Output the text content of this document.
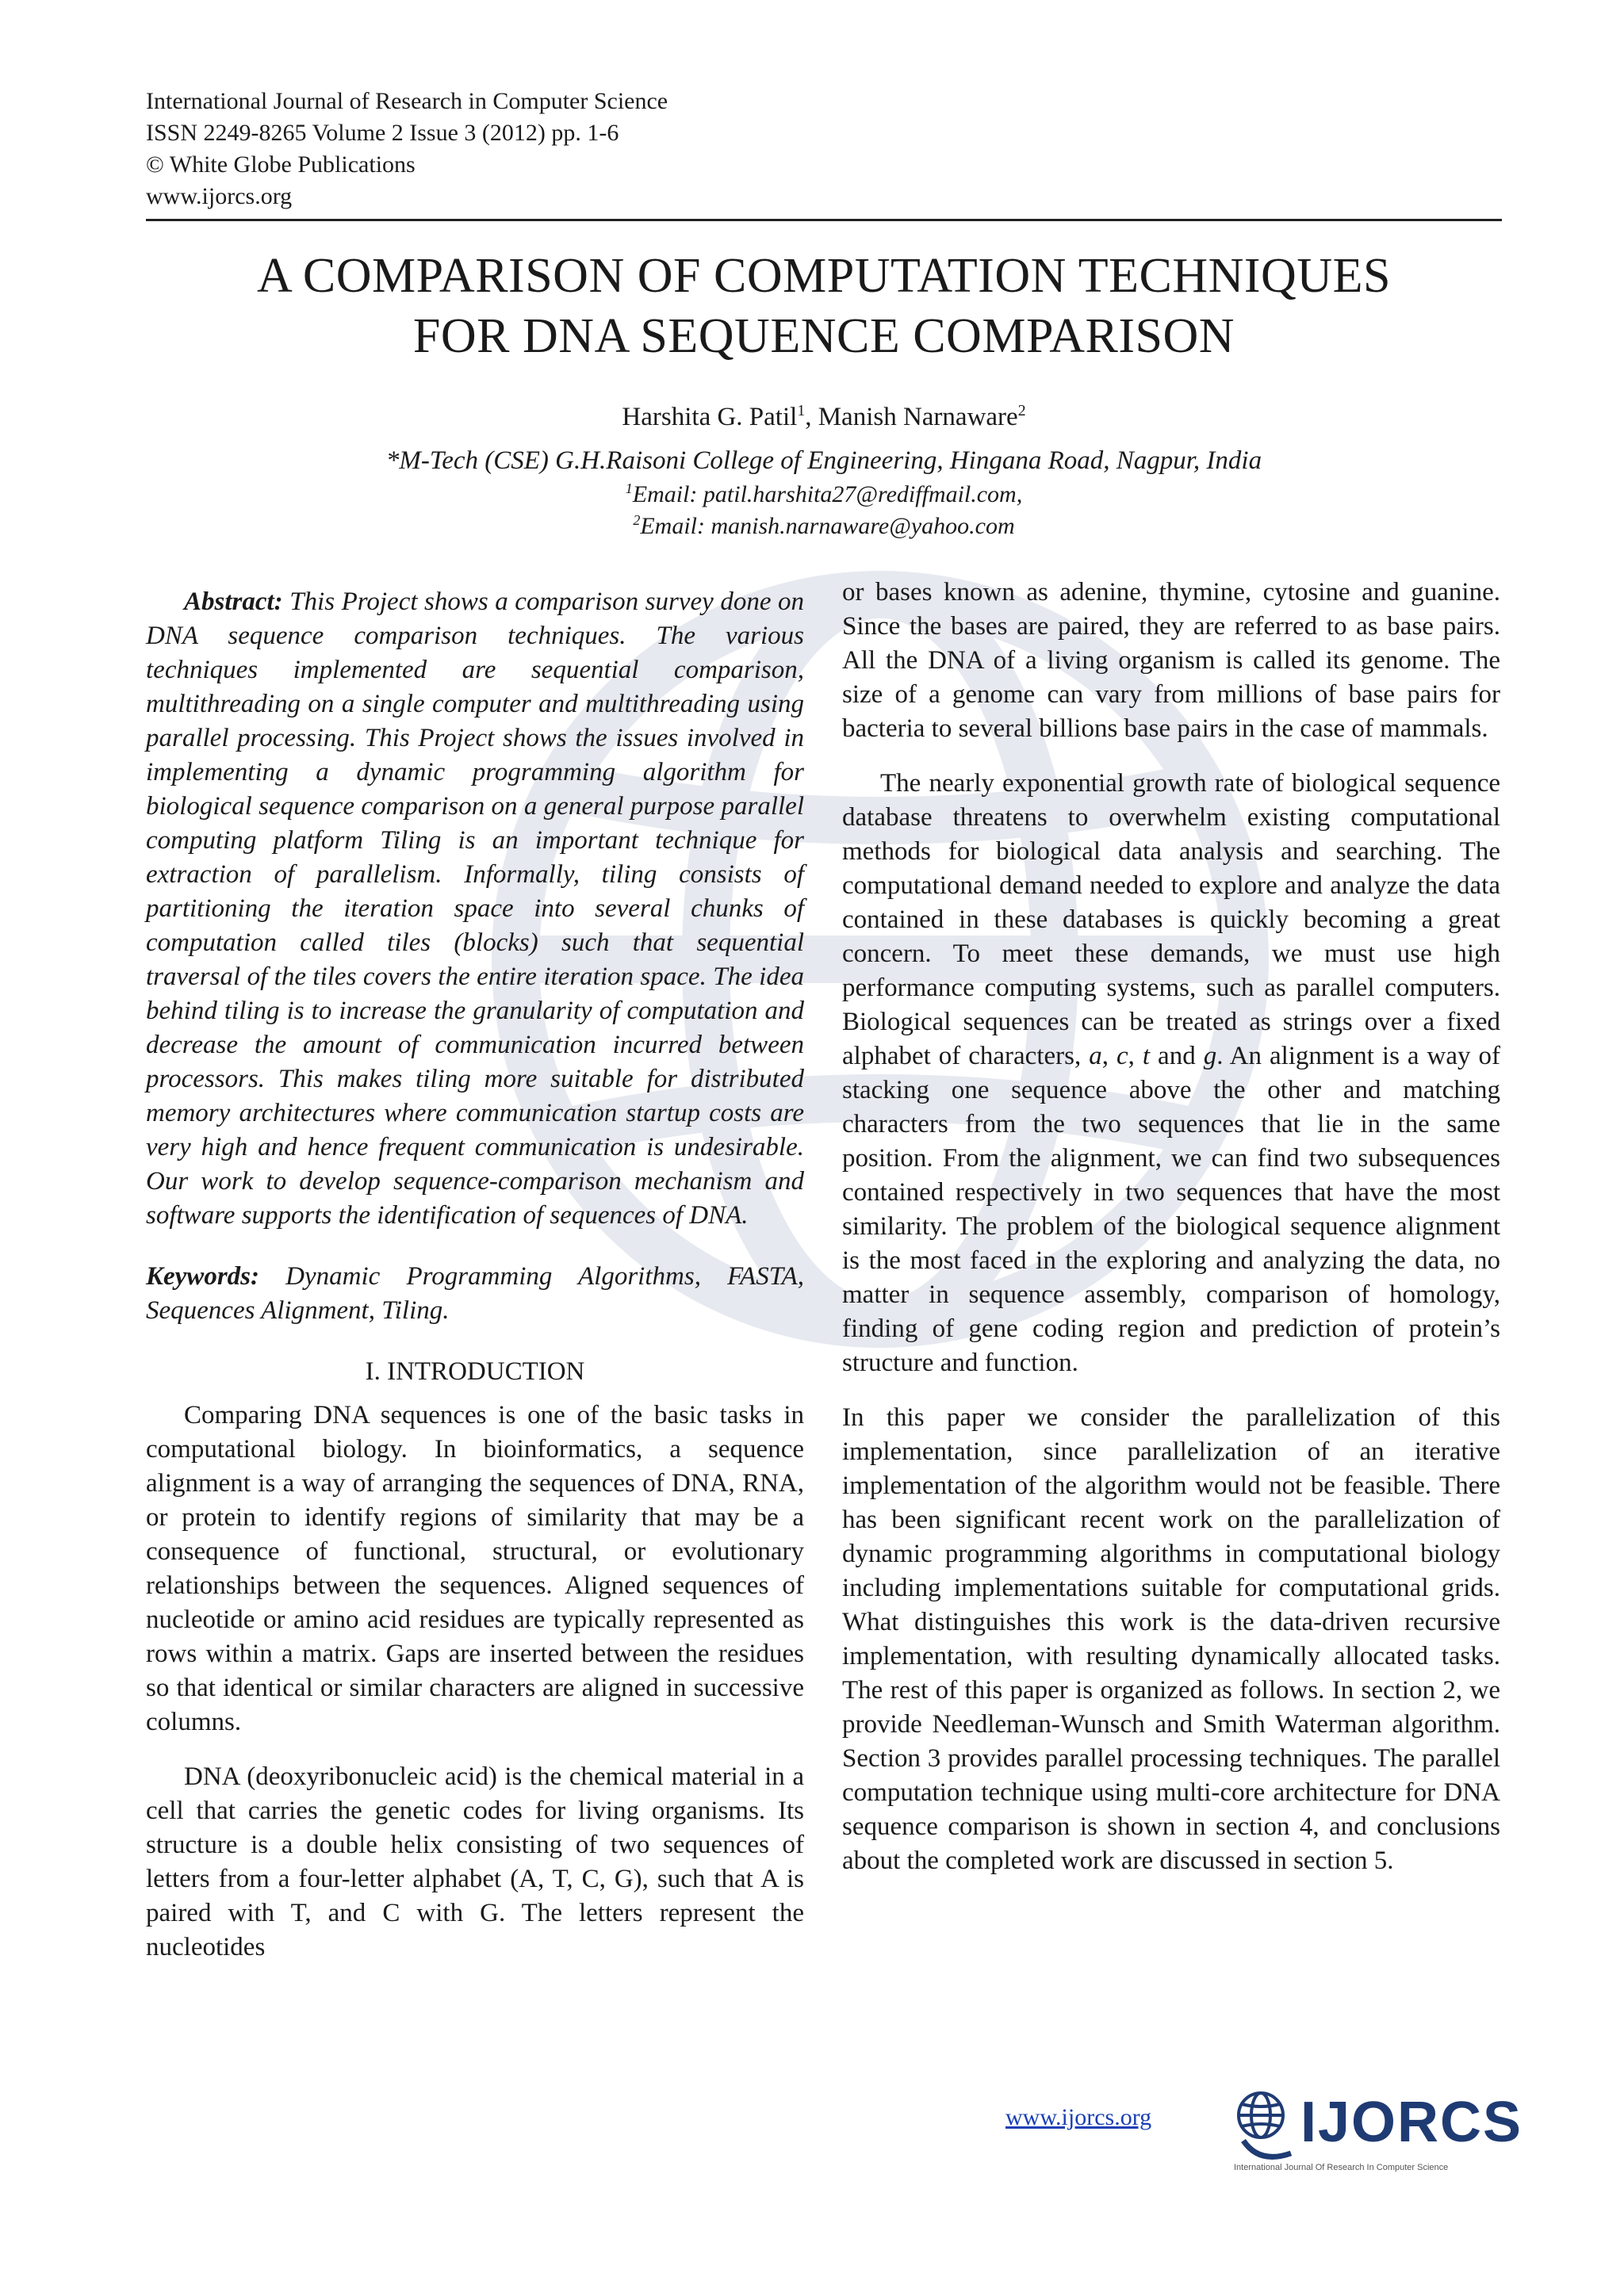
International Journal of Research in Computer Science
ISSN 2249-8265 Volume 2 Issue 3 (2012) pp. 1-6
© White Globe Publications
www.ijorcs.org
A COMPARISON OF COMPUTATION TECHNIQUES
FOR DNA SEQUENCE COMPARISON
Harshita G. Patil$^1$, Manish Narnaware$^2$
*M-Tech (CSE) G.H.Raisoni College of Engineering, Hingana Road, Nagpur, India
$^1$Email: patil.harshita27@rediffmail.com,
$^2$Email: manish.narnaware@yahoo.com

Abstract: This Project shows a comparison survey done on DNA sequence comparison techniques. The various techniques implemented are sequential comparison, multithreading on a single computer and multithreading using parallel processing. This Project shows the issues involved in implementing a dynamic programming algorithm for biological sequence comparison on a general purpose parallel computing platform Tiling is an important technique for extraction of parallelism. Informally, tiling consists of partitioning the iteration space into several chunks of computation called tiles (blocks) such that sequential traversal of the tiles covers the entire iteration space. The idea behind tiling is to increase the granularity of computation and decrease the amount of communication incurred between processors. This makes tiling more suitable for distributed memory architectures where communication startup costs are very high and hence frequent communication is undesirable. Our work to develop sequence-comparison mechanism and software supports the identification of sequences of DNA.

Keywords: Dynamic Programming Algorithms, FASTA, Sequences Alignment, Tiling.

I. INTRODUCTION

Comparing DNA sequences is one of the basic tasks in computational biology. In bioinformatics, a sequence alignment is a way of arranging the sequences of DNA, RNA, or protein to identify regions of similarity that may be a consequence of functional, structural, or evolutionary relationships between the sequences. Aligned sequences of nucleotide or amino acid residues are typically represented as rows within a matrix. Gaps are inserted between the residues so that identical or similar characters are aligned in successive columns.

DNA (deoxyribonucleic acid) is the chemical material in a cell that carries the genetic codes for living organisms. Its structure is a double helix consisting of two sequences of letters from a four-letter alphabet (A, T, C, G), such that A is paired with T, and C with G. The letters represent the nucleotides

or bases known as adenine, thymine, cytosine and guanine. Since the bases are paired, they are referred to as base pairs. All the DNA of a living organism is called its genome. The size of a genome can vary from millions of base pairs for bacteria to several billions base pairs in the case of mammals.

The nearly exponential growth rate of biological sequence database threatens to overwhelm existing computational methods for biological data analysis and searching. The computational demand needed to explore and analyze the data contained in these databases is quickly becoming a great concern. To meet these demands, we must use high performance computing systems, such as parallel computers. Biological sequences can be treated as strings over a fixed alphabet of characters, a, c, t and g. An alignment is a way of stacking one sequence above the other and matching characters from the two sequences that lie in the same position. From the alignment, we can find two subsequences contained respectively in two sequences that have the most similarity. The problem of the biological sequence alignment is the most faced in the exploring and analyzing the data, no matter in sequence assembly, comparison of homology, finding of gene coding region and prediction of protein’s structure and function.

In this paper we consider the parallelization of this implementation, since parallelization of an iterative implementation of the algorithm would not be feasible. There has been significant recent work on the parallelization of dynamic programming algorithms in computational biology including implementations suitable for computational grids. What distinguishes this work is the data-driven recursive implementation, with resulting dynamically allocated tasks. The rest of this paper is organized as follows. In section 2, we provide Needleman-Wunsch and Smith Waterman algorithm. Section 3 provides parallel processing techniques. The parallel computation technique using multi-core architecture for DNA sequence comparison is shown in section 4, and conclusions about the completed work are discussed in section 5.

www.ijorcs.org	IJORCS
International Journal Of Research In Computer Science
★ ★ ★ ★ ★
# Problem statement
Read the data above. Pull out each line in which the string "ijorcs" appears.

# Response to the task
www.ijorcs.org
www.ijorcs.org	IJORCS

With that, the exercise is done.